● Aim of the exercise
Apart from the pictures, please restate every entry below exactly.

Figure dataset records:

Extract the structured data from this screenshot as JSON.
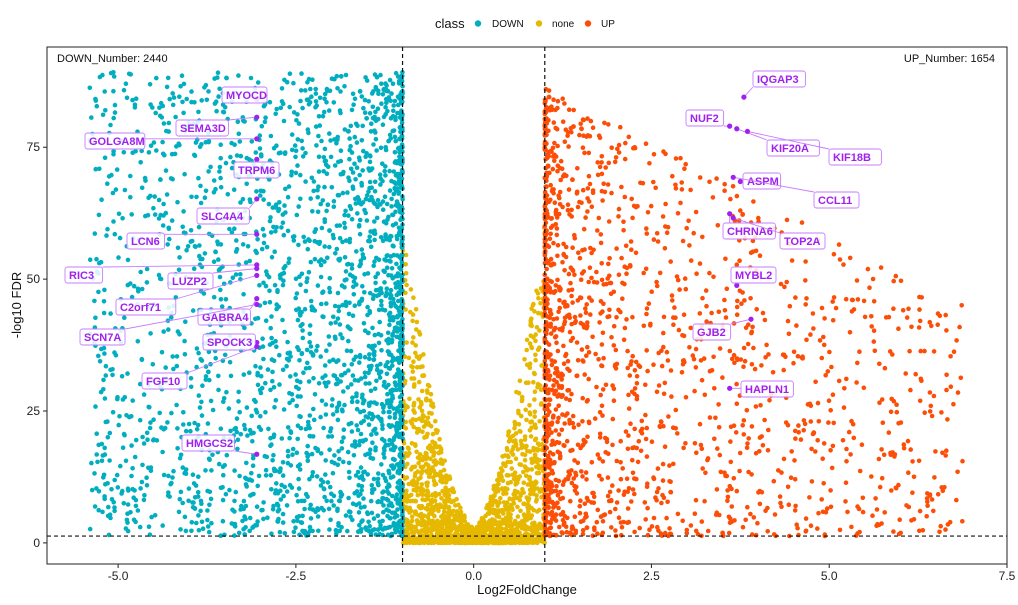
{
  "chart_data": {
    "type": "scatter",
    "xlabel": "Log2FoldChange",
    "ylabel": "-log10 FDR",
    "xlim": [
      -6.0,
      7.5
    ],
    "ylim": [
      -4,
      94
    ],
    "x_ticks": [
      -5.0,
      -2.5,
      0.0,
      2.5,
      5.0,
      7.5
    ],
    "x_tick_labels": [
      "-5.0",
      "-2.5",
      "0.0",
      "2.5",
      "5.0",
      "7.5"
    ],
    "y_ticks": [
      0,
      25,
      50,
      75
    ],
    "y_tick_labels": [
      "0",
      "25",
      "50",
      "75"
    ],
    "grid": false,
    "thresholds": {
      "log2fc": [
        -1,
        1
      ],
      "neg_log10_fdr": 1.3
    },
    "legend": {
      "title": "class",
      "position": "top",
      "entries": [
        {
          "name": "DOWN",
          "color": "#00aebf"
        },
        {
          "name": "none",
          "color": "#e6b800"
        },
        {
          "name": "UP",
          "color": "#fc4e07"
        }
      ]
    },
    "annotations": {
      "down_number": "DOWN_Number: 2440",
      "up_number": "UP_Number: 1654"
    },
    "label_color": "#a020f0",
    "series": [
      {
        "name": "DOWN",
        "color": "#00aebf",
        "count": 2440
      },
      {
        "name": "none",
        "color": "#e6b800"
      },
      {
        "name": "UP",
        "color": "#fc4e07",
        "count": 1654
      }
    ],
    "labeled_genes": [
      {
        "gene": "IQGAP3",
        "x": 3.8,
        "y": 84.5
      },
      {
        "gene": "NUF2",
        "x": 3.6,
        "y": 79.0
      },
      {
        "gene": "KIF20A",
        "x": 3.7,
        "y": 78.5
      },
      {
        "gene": "KIF18B",
        "x": 3.85,
        "y": 78.0
      },
      {
        "gene": "ASPM",
        "x": 3.75,
        "y": 68.5
      },
      {
        "gene": "CCL11",
        "x": 3.65,
        "y": 69.3
      },
      {
        "gene": "CHRNA6",
        "x": 3.6,
        "y": 62.4
      },
      {
        "gene": "TOP2A",
        "x": 3.65,
        "y": 61.6
      },
      {
        "gene": "MYBL2",
        "x": 3.7,
        "y": 48.8
      },
      {
        "gene": "GJB2",
        "x": 3.9,
        "y": 42.4
      },
      {
        "gene": "HAPLN1",
        "x": 3.6,
        "y": 29.3
      },
      {
        "gene": "MYOCD",
        "x": -3.05,
        "y": 84.1
      },
      {
        "gene": "SEMA3D",
        "x": -3.05,
        "y": 80.7
      },
      {
        "gene": "GOLGA8M",
        "x": -3.05,
        "y": 76.6
      },
      {
        "gene": "TRPM6",
        "x": -3.05,
        "y": 72.7
      },
      {
        "gene": "SLC4A4",
        "x": -3.05,
        "y": 65.2
      },
      {
        "gene": "LCN6",
        "x": -3.05,
        "y": 58.5
      },
      {
        "gene": "RIC3",
        "x": -3.05,
        "y": 52.7
      },
      {
        "gene": "LUZP2",
        "x": -3.05,
        "y": 52.0
      },
      {
        "gene": "C2orf71",
        "x": -3.05,
        "y": 50.7
      },
      {
        "gene": "GABRA4",
        "x": -3.05,
        "y": 46.3
      },
      {
        "gene": "SCN7A",
        "x": -3.05,
        "y": 45.2
      },
      {
        "gene": "SPOCK3",
        "x": -3.05,
        "y": 38.0
      },
      {
        "gene": "FGF10",
        "x": -3.05,
        "y": 37.2
      },
      {
        "gene": "HMGCS2",
        "x": -3.05,
        "y": 16.8
      }
    ]
  }
}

● Response to the task
Extract the structured data from this screenshot as JSON.
{
  "chart_data": {
    "type": "scatter",
    "xlabel": "Log2FoldChange",
    "ylabel": "-log10 FDR",
    "xlim": [
      -6.0,
      7.5
    ],
    "ylim": [
      -4,
      94
    ],
    "x_ticks": [
      -5.0,
      -2.5,
      0.0,
      2.5,
      5.0,
      7.5
    ],
    "x_tick_labels": [
      "-5.0",
      "-2.5",
      "0.0",
      "2.5",
      "5.0",
      "7.5"
    ],
    "y_ticks": [
      0,
      25,
      50,
      75
    ],
    "y_tick_labels": [
      "0",
      "25",
      "50",
      "75"
    ],
    "grid": false,
    "thresholds": {
      "log2fc": [
        -1,
        1
      ],
      "neg_log10_fdr": 1.3
    },
    "legend": {
      "title": "class",
      "position": "top",
      "entries": [
        {
          "name": "DOWN",
          "color": "#00aebf"
        },
        {
          "name": "none",
          "color": "#e6b800"
        },
        {
          "name": "UP",
          "color": "#fc4e07"
        }
      ]
    },
    "annotations": {
      "down_number": "DOWN_Number: 2440",
      "up_number": "UP_Number: 1654"
    },
    "label_color": "#a020f0",
    "series": [
      {
        "name": "DOWN",
        "color": "#00aebf",
        "count": 2440
      },
      {
        "name": "none",
        "color": "#e6b800"
      },
      {
        "name": "UP",
        "color": "#fc4e07",
        "count": 1654
      }
    ],
    "labeled_genes": [
      {
        "gene": "IQGAP3",
        "x": 3.8,
        "y": 84.5
      },
      {
        "gene": "NUF2",
        "x": 3.6,
        "y": 79.0
      },
      {
        "gene": "KIF20A",
        "x": 3.7,
        "y": 78.5
      },
      {
        "gene": "KIF18B",
        "x": 3.85,
        "y": 78.0
      },
      {
        "gene": "ASPM",
        "x": 3.75,
        "y": 68.5
      },
      {
        "gene": "CCL11",
        "x": 3.65,
        "y": 69.3
      },
      {
        "gene": "CHRNA6",
        "x": 3.6,
        "y": 62.4
      },
      {
        "gene": "TOP2A",
        "x": 3.65,
        "y": 61.6
      },
      {
        "gene": "MYBL2",
        "x": 3.7,
        "y": 48.8
      },
      {
        "gene": "GJB2",
        "x": 3.9,
        "y": 42.4
      },
      {
        "gene": "HAPLN1",
        "x": 3.6,
        "y": 29.3
      },
      {
        "gene": "MYOCD",
        "x": -3.05,
        "y": 84.1
      },
      {
        "gene": "SEMA3D",
        "x": -3.05,
        "y": 80.7
      },
      {
        "gene": "GOLGA8M",
        "x": -3.05,
        "y": 76.6
      },
      {
        "gene": "TRPM6",
        "x": -3.05,
        "y": 72.7
      },
      {
        "gene": "SLC4A4",
        "x": -3.05,
        "y": 65.2
      },
      {
        "gene": "LCN6",
        "x": -3.05,
        "y": 58.5
      },
      {
        "gene": "RIC3",
        "x": -3.05,
        "y": 52.7
      },
      {
        "gene": "LUZP2",
        "x": -3.05,
        "y": 52.0
      },
      {
        "gene": "C2orf71",
        "x": -3.05,
        "y": 50.7
      },
      {
        "gene": "GABRA4",
        "x": -3.05,
        "y": 46.3
      },
      {
        "gene": "SCN7A",
        "x": -3.05,
        "y": 45.2
      },
      {
        "gene": "SPOCK3",
        "x": -3.05,
        "y": 38.0
      },
      {
        "gene": "FGF10",
        "x": -3.05,
        "y": 37.2
      },
      {
        "gene": "HMGCS2",
        "x": -3.05,
        "y": 16.8
      }
    ]
  }
}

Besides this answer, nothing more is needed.